**What this task involves:**
Read the material below. Count the lines containing "have" and give that count alone.

Start The records

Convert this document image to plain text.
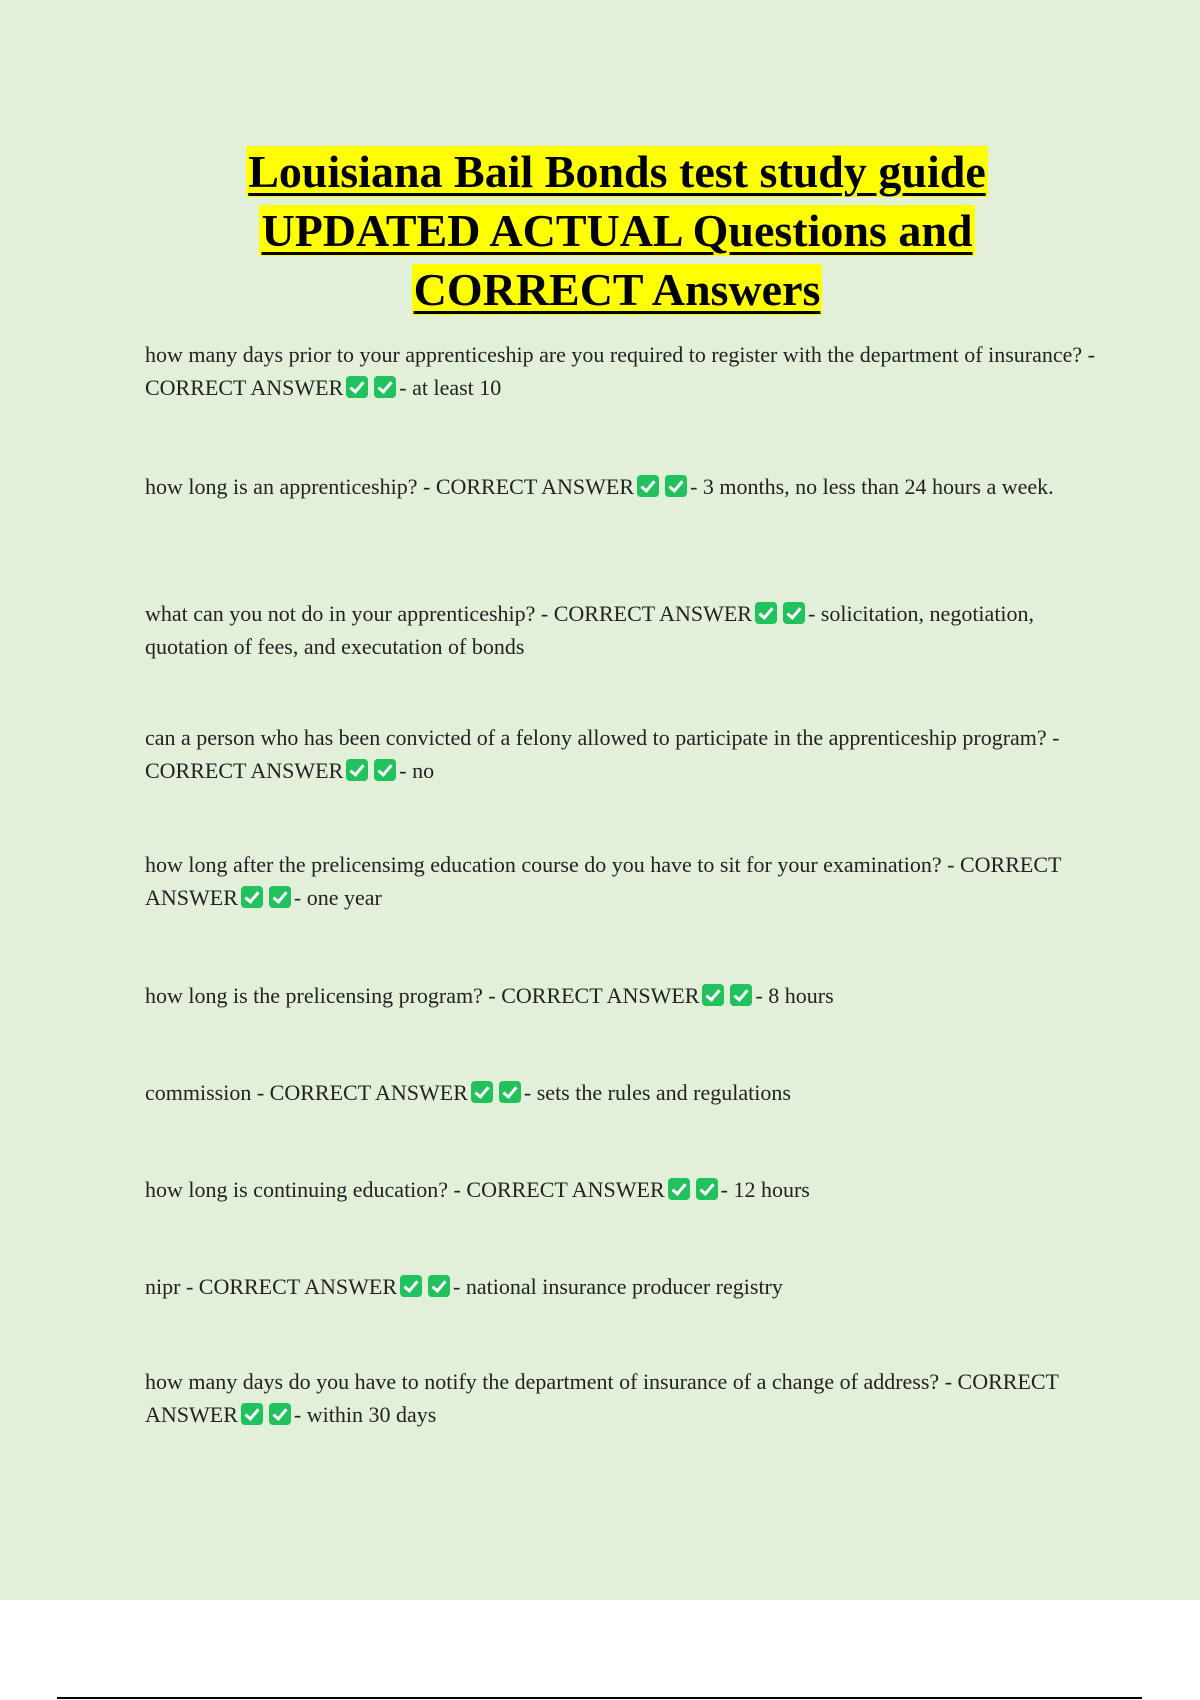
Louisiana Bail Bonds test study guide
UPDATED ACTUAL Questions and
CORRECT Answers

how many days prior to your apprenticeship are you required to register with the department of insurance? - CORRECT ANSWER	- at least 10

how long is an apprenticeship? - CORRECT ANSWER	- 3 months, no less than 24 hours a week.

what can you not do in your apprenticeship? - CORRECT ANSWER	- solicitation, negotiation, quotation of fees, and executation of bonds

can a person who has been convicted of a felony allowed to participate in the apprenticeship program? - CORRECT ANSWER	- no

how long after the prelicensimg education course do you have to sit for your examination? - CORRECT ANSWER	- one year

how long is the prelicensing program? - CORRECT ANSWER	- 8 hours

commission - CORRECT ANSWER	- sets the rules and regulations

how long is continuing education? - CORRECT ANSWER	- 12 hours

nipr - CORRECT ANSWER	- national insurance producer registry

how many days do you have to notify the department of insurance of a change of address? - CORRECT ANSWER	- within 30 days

End The records

**The reply:**
2